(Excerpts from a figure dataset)

————

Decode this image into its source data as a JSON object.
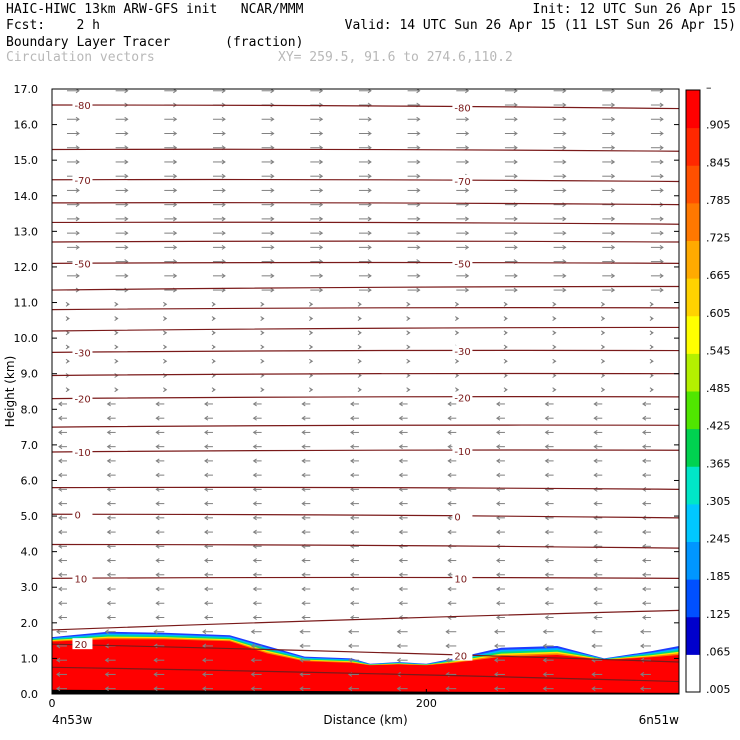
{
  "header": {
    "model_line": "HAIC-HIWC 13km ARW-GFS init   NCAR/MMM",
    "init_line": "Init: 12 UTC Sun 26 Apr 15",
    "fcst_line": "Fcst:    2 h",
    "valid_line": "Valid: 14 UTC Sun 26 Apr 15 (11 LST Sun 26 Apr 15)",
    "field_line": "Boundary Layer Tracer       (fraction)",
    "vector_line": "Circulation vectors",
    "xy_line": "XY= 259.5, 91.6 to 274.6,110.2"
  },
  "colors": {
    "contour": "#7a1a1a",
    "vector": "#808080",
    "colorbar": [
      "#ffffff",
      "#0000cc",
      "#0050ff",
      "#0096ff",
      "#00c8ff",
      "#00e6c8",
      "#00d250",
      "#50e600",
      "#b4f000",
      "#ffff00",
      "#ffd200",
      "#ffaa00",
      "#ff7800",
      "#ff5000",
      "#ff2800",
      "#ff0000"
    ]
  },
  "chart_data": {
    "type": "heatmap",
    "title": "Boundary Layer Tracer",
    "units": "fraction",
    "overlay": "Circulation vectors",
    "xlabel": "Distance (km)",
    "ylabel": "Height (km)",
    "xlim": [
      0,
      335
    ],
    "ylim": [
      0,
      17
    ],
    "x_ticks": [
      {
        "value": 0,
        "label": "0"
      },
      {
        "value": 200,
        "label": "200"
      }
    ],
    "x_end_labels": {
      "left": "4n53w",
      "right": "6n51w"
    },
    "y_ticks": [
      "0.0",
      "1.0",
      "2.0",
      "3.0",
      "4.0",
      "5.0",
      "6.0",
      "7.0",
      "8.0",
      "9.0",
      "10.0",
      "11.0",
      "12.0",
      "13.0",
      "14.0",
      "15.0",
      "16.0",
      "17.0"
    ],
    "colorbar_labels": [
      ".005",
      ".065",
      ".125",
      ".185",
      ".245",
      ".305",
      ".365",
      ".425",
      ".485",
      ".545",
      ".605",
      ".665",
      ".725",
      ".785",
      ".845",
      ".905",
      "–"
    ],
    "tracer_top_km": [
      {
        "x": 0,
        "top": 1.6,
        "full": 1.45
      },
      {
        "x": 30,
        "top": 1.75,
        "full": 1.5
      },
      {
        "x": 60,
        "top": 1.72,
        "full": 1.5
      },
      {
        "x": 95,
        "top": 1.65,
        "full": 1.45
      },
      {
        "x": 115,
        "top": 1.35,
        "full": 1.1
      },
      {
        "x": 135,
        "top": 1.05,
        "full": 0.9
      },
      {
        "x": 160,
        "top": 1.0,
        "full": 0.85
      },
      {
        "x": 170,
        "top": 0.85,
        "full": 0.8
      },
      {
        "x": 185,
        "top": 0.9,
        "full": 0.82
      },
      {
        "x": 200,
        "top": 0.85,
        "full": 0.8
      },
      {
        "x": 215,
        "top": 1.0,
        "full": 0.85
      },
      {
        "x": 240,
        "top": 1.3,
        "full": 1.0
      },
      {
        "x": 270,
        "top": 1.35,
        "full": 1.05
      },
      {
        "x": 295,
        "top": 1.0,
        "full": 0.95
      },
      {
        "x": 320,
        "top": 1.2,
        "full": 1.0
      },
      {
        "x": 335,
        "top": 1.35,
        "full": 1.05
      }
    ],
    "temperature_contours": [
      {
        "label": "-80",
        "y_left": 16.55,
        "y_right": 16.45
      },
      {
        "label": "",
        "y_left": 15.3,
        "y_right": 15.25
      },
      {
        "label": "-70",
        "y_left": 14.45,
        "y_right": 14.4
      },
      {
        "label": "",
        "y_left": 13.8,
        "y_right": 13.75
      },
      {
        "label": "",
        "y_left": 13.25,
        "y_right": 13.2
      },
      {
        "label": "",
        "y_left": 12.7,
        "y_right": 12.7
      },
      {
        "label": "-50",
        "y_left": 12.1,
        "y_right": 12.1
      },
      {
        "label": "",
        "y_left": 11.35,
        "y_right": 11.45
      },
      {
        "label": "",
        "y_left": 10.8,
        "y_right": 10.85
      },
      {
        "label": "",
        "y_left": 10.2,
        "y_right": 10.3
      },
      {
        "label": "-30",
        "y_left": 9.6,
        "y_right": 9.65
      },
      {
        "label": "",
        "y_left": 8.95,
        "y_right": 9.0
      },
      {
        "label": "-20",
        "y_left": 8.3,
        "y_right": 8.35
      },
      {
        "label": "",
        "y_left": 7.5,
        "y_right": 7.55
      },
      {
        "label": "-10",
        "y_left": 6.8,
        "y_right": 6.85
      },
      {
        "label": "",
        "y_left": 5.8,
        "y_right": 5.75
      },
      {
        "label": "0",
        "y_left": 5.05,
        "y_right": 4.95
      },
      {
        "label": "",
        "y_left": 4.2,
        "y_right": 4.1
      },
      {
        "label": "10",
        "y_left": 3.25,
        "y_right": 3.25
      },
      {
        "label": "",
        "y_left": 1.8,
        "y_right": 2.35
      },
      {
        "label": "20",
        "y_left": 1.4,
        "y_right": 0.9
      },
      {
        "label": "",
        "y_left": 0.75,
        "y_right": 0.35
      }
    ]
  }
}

————

→ AIM OF THE EXERCISE: Scan the data for the word "Circulation" and copy every line where it shows up.

→ SOLUTION TO THIS PROBLEM:
    "vector_line": "Circulation vectors",
    "overlay": "Circulation vectors",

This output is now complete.